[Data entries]
────────
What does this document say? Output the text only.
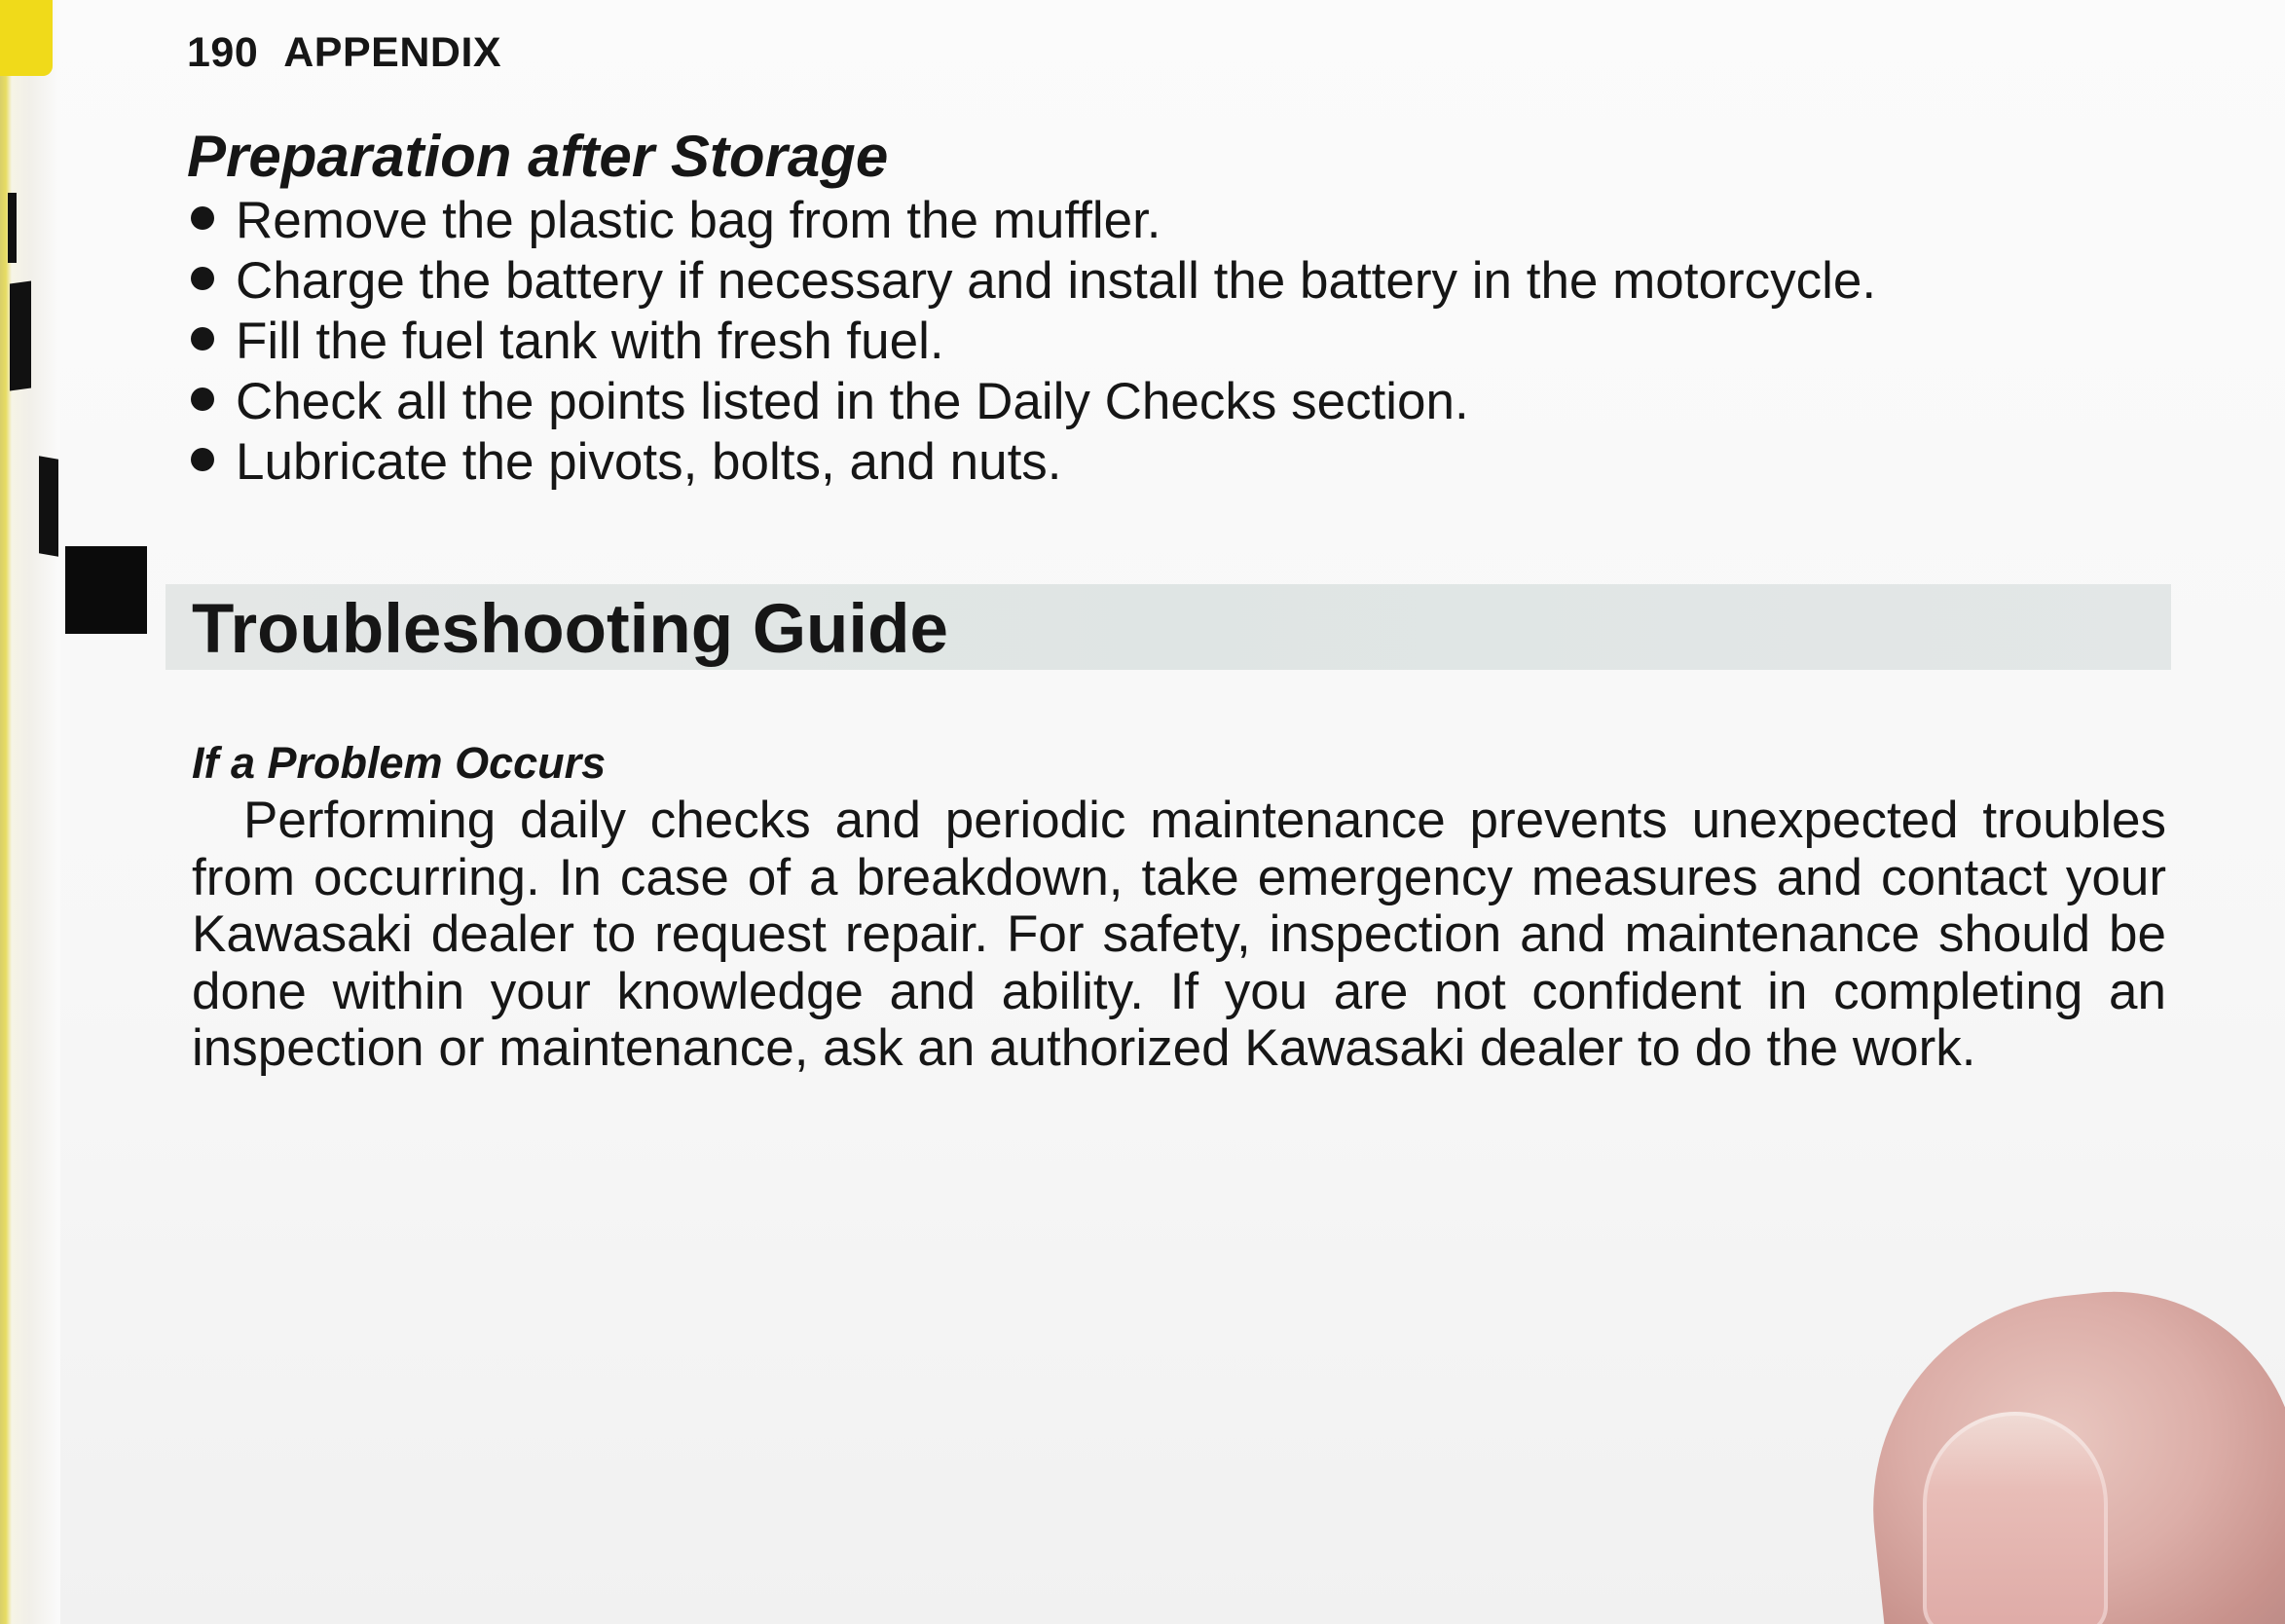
190 APPENDIX
Preparation after Storage
Remove the plastic bag from the muffler.
Charge the battery if necessary and install the battery in the motorcycle.
Fill the fuel tank with fresh fuel.
Check all the points listed in the Daily Checks section.
Lubricate the pivots, bolts, and nuts.
Troubleshooting Guide
If a Problem Occurs

 Performing daily checks and periodic maintenance prevents unexpected troubles from occurring. In case of a breakdown, take emergency measures and contact your Kawasaki dealer to request repair. For safety, inspection and maintenance should be done within your knowledge and ability. If you are not confident in completing an inspection or maintenance, ask an authorized Kawasaki dealer to do the work.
────────
Transcribe the material exactly, leaving every picture out.

- EXPECTED ANSWER -
What does this document say? Output the text only.
190 APPENDIX
Preparation after Storage
Remove the plastic bag from the muffler.
Charge the battery if necessary and install the battery in the motorcycle.
Fill the fuel tank with fresh fuel.
Check all the points listed in the Daily Checks section.
Lubricate the pivots, bolts, and nuts.
Troubleshooting Guide
If a Problem Occurs

 Performing daily checks and periodic maintenance prevents unexpected troubles from occurring. In case of a breakdown, take emergency measures and contact your Kawasaki dealer to request repair. For safety, inspection and maintenance should be done within your knowledge and ability. If you are not confident in completing an inspection or maintenance, ask an authorized Kawasaki dealer to do the work.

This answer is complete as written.